━━━ DATASET ROWS ━━━
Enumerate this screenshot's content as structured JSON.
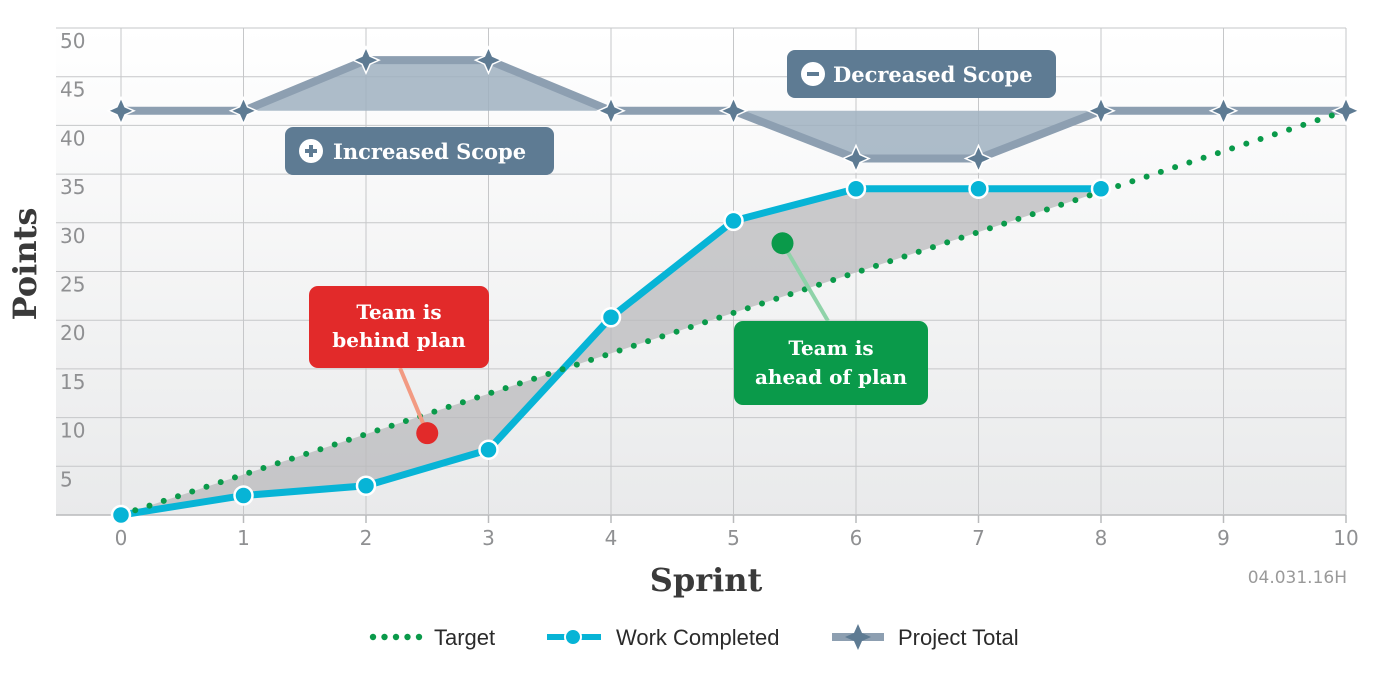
{
  "chart_data": {
    "type": "line",
    "xlabel": "Sprint",
    "ylabel": "Points",
    "x_ticks": [
      "0",
      "1",
      "2",
      "3",
      "4",
      "5",
      "6",
      "7",
      "8",
      "9",
      "10"
    ],
    "y_ticks": [
      "5",
      "10",
      "15",
      "20",
      "25",
      "30",
      "35",
      "40",
      "45",
      "50"
    ],
    "xlim": [
      0,
      10
    ],
    "ylim": [
      0,
      50
    ],
    "grid": true,
    "legend_position": "bottom",
    "series": [
      {
        "name": "Target",
        "style": "dotted",
        "color": "#0a9a4a",
        "x": [
          0,
          10
        ],
        "y": [
          0,
          41.5
        ]
      },
      {
        "name": "Work Completed",
        "style": "solid-markers",
        "color": "#07b4d6",
        "x": [
          0,
          1,
          2,
          3,
          4,
          5,
          6,
          7,
          8
        ],
        "y": [
          0,
          2,
          3,
          6.7,
          20.3,
          30.2,
          33.5,
          33.5,
          33.5
        ]
      },
      {
        "name": "Project Total",
        "style": "star-markers",
        "color": "#8d9fb1",
        "x": [
          0,
          1,
          2,
          3,
          4,
          5,
          6,
          7,
          8,
          9,
          10
        ],
        "y": [
          41.5,
          41.5,
          46.7,
          46.7,
          41.5,
          41.5,
          36.6,
          36.6,
          41.5,
          41.5,
          41.5
        ]
      }
    ],
    "annotations": {
      "behind": {
        "line1": "Team is",
        "line2": "behind plan",
        "x": 2.5,
        "y": 8.4,
        "color": "#e22a2a"
      },
      "ahead": {
        "line1": "Team is",
        "line2": "ahead of plan",
        "x": 5.4,
        "y": 27.9,
        "color": "#0a9a4a"
      },
      "increased": {
        "label": "Increased Scope"
      },
      "decreased": {
        "label": "Decreased Scope"
      }
    },
    "code": "04.031.16H"
  }
}
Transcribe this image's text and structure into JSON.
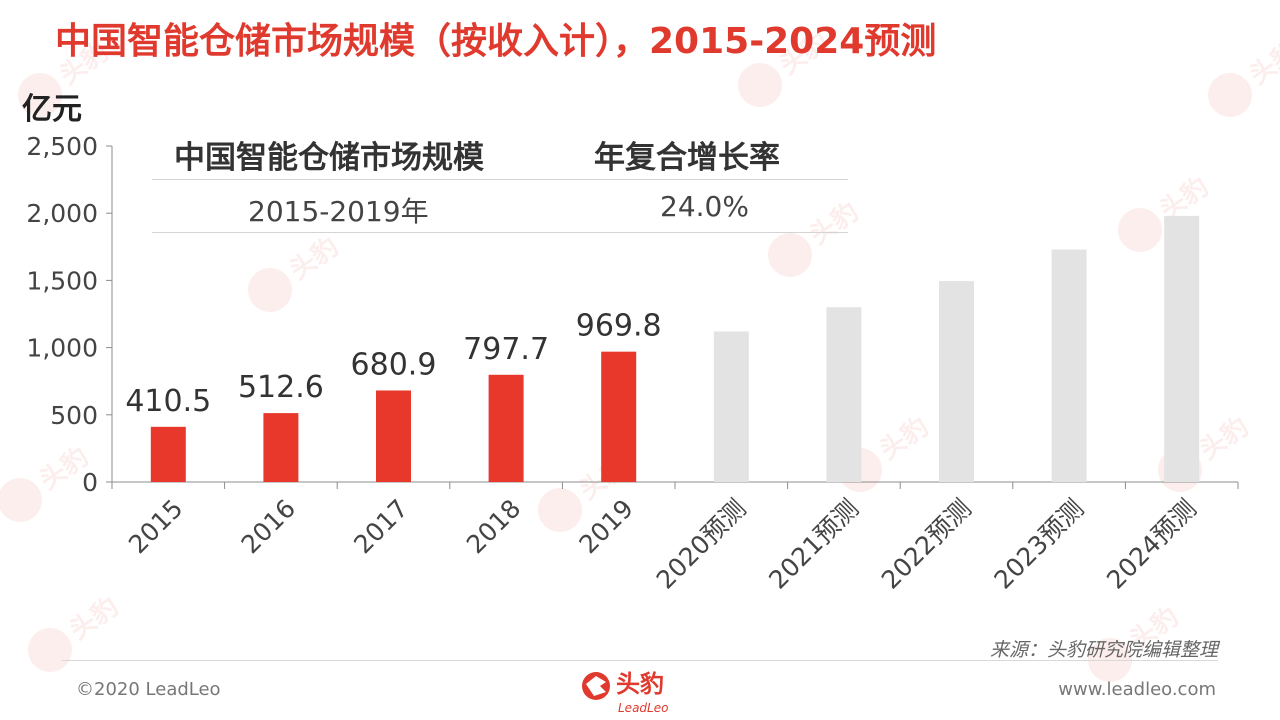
━━━
DESCRIPTION OF THE TASK: Copy all lines of the listing above that contain the string "color".

SOLUTION:
        "color": "#0a9a4a",
        "color": "#07b4d6",
        "color": "#8d9fb1",
        "color": "#e22a2a"
        "color": "#0a9a4a"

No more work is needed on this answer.